__LISTING__

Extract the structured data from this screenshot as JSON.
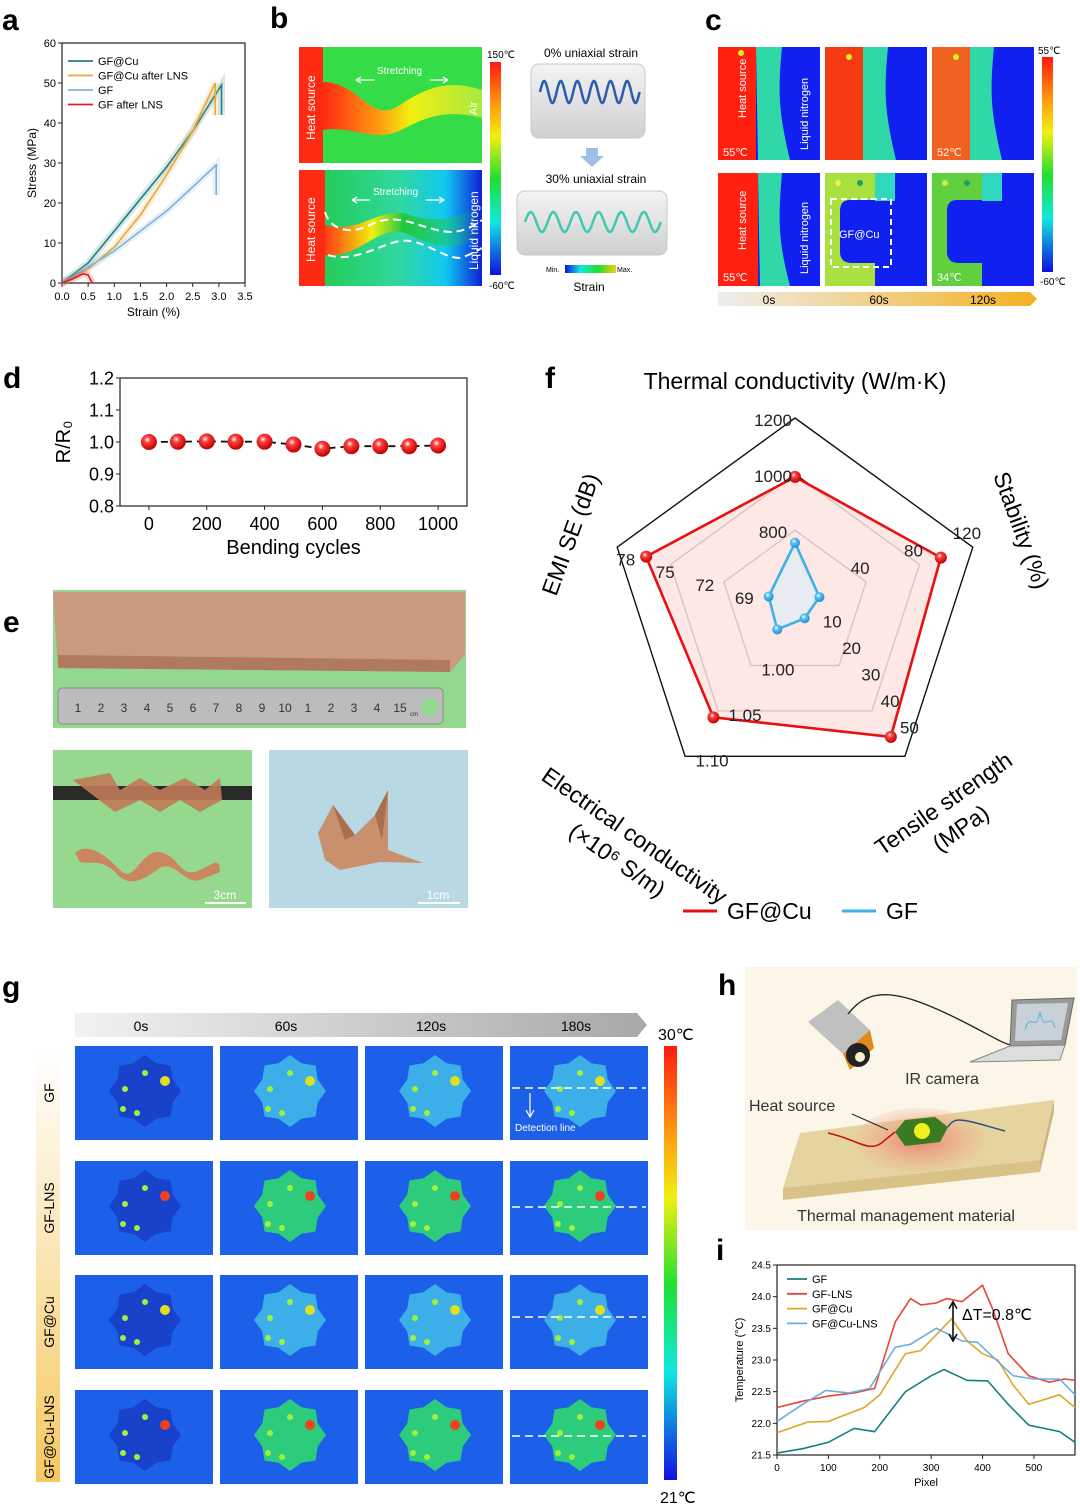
{
  "panel_labels": [
    "a",
    "b",
    "c",
    "d",
    "e",
    "f",
    "g",
    "h",
    "i"
  ],
  "panel_b": {
    "top_heat": "Heat source",
    "top_stretch": "Stretching",
    "top_air": "Air",
    "bottom_heat": "Heat source",
    "bottom_stretch": "Stretching",
    "bottom_ln": "Liquid nitrogen",
    "colorbar_max": "150℃",
    "colorbar_min": "-60℃",
    "strain0": "0% uniaxial strain",
    "strain30": "30% uniaxial strain",
    "strain_min": "Min.",
    "strain_max": "Max.",
    "strain_label": "Strain",
    "colors": {
      "hot": "#ff2a12",
      "mid": "#2ee04a",
      "cold": "#1020e0"
    }
  },
  "panel_c": {
    "heat": "Heat source",
    "ln": "Liquid nitrogen",
    "temp_r1c1": "55℃",
    "temp_r1c3": "52℃",
    "temp_r2c1": "55℃",
    "temp_r2c3": "34℃",
    "material": "GF@Cu",
    "colorbar_max": "55℃",
    "colorbar_min": "-60℃",
    "times": [
      "0s",
      "60s",
      "120s"
    ]
  },
  "panel_e": {
    "ruler_marks": [
      "1",
      "2",
      "3",
      "4",
      "5",
      "6",
      "7",
      "8",
      "9",
      "10",
      "1",
      "2",
      "3",
      "4",
      "15"
    ],
    "ruler_unit": "cm",
    "scale_left": "3cm",
    "scale_right": "1cm"
  },
  "panel_g": {
    "times": [
      "0s",
      "60s",
      "120s",
      "180s"
    ],
    "rows": [
      "GF",
      "GF-LNS",
      "GF@Cu",
      "GF@Cu-LNS"
    ],
    "colorbar_max": "30℃",
    "colorbar_min": "21℃",
    "detection": "Detection line"
  },
  "panel_h": {
    "camera": "IR camera",
    "heat": "Heat source",
    "material": "Thermal management material"
  },
  "chart_data": [
    {
      "panel": "a",
      "type": "line",
      "xlabel": "Strain (%)",
      "ylabel": "Stress (MPa)",
      "xlim": [
        0,
        3.5
      ],
      "ylim": [
        0,
        60
      ],
      "xticks": [
        "0.0",
        "0.5",
        "1.0",
        "1.5",
        "2.0",
        "2.5",
        "3.0",
        "3.5"
      ],
      "yticks": [
        "0",
        "10",
        "20",
        "30",
        "40",
        "50",
        "60"
      ],
      "legend": "top-left",
      "series": [
        {
          "name": "GF@Cu",
          "color": "#1f7f7f",
          "x": [
            0,
            0.5,
            1.0,
            1.5,
            2.0,
            2.5,
            3.05,
            3.05
          ],
          "y": [
            0,
            5,
            13,
            21,
            29,
            38,
            49.5,
            42
          ]
        },
        {
          "name": "GF@Cu after LNS",
          "color": "#e8a93a",
          "x": [
            0,
            0.5,
            1.0,
            1.5,
            2.0,
            2.5,
            2.93,
            2.93
          ],
          "y": [
            0,
            3.5,
            9,
            17,
            27,
            38,
            50,
            42
          ]
        },
        {
          "name": "GF",
          "color": "#7fb3de",
          "x": [
            0,
            0.5,
            1.0,
            1.5,
            2.0,
            2.5,
            2.95,
            2.95
          ],
          "y": [
            0,
            4,
            8,
            13,
            18,
            24,
            29.5,
            22
          ]
        },
        {
          "name": "GF after LNS",
          "color": "#e02020",
          "x": [
            0,
            0.2,
            0.4,
            0.5,
            0.58
          ],
          "y": [
            0,
            1,
            2.3,
            2,
            0
          ]
        }
      ]
    },
    {
      "panel": "d",
      "type": "line",
      "xlabel": "Bending cycles",
      "ylabel": "R/R₀",
      "xlim": [
        -100,
        1100
      ],
      "ylim": [
        0.8,
        1.2
      ],
      "xticks": [
        "0",
        "200",
        "400",
        "600",
        "800",
        "1000"
      ],
      "yticks": [
        "0.8",
        "0.9",
        "1.0",
        "1.1",
        "1.2"
      ],
      "series": [
        {
          "color": "#e81010",
          "x": [
            0,
            100,
            200,
            300,
            400,
            500,
            600,
            700,
            800,
            900,
            1000
          ],
          "y": [
            1.0,
            1.001,
            1.002,
            1.001,
            1.001,
            0.992,
            0.979,
            0.987,
            0.987,
            0.987,
            0.989
          ]
        }
      ]
    },
    {
      "panel": "f",
      "type": "radar",
      "axes": [
        {
          "name": "Thermal conductivity (W/m·K)",
          "range": [
            533,
            1200
          ],
          "ticks": [
            "800",
            "1000",
            "1200"
          ]
        },
        {
          "name": "Stability (%)",
          "range": [
            -13.3,
            120
          ],
          "ticks": [
            "40",
            "80",
            "120"
          ]
        },
        {
          "name": "Tensile strength (MPa)",
          "range": [
            0,
            57
          ],
          "ticks": [
            "10",
            "20",
            "30",
            "40",
            "50"
          ]
        },
        {
          "name": "Electrical conductivity (×10⁶ S/m)",
          "range": [
            0.933,
            1.1
          ],
          "ticks": [
            "1.00",
            "1.05",
            "1.10"
          ]
        },
        {
          "name": "EMI SE (dB)",
          "range": [
            65,
            78.5
          ],
          "ticks": [
            "69",
            "72",
            "75",
            "78"
          ]
        }
      ],
      "series": [
        {
          "name": "GF@Cu",
          "color": "#e81010",
          "fill": "#fde4e2",
          "values": [
            990,
            96,
            49.7,
            1.057,
            76.3
          ]
        },
        {
          "name": "GF",
          "color": "#3fb0ea",
          "fill": "#e3ecf4",
          "values": [
            755,
            5,
            5,
            0.96,
            67
          ]
        }
      ],
      "legend": "bottom"
    },
    {
      "panel": "i",
      "type": "line",
      "xlabel": "Pixel",
      "ylabel": "Temperature (°C)",
      "xlim": [
        0,
        580
      ],
      "ylim": [
        21.5,
        24.5
      ],
      "xticks": [
        "0",
        "100",
        "200",
        "300",
        "400",
        "500"
      ],
      "yticks": [
        "21.5",
        "22.0",
        "22.5",
        "23.0",
        "23.5",
        "24.0",
        "24.5"
      ],
      "legend": "top-left",
      "annotation": "ΔT=0.8℃",
      "series": [
        {
          "name": "GF",
          "color": "#16807f",
          "x": [
            0,
            50,
            100,
            150,
            190,
            250,
            300,
            325,
            370,
            410,
            450,
            490,
            550,
            580
          ],
          "y": [
            21.53,
            21.6,
            21.7,
            21.92,
            21.87,
            22.5,
            22.75,
            22.85,
            22.68,
            22.67,
            22.3,
            21.97,
            21.87,
            21.7
          ]
        },
        {
          "name": "GF-LNS",
          "color": "#e8443a",
          "x": [
            0,
            50,
            100,
            150,
            190,
            230,
            260,
            280,
            310,
            330,
            360,
            380,
            400,
            420,
            450,
            490,
            530,
            560,
            580
          ],
          "y": [
            22.25,
            22.35,
            22.43,
            22.48,
            22.55,
            23.6,
            23.97,
            23.87,
            23.9,
            23.97,
            23.92,
            24.05,
            24.18,
            23.8,
            23.1,
            22.75,
            22.65,
            22.7,
            22.68
          ]
        },
        {
          "name": "GF@Cu",
          "color": "#e0a52a",
          "x": [
            0,
            60,
            100,
            170,
            200,
            250,
            280,
            310,
            340,
            370,
            400,
            430,
            460,
            490,
            550,
            580
          ],
          "y": [
            21.85,
            22.02,
            22.03,
            22.25,
            22.45,
            23.1,
            23.15,
            23.4,
            23.65,
            23.3,
            23.1,
            23.0,
            22.6,
            22.3,
            22.45,
            22.25
          ]
        },
        {
          "name": "GF@Cu-LNS",
          "color": "#6aaee0",
          "x": [
            0,
            50,
            95,
            140,
            180,
            230,
            260,
            310,
            360,
            390,
            420,
            460,
            500,
            550,
            580
          ],
          "y": [
            22.03,
            22.3,
            22.52,
            22.48,
            22.55,
            23.2,
            23.25,
            23.5,
            23.3,
            23.28,
            23.05,
            22.75,
            22.7,
            22.7,
            22.45
          ]
        }
      ]
    }
  ]
}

__DIRECTIVE__
In the entries above, count each line holding "Liquid" and report the total and nothing more.

__THE SOLUTION__
2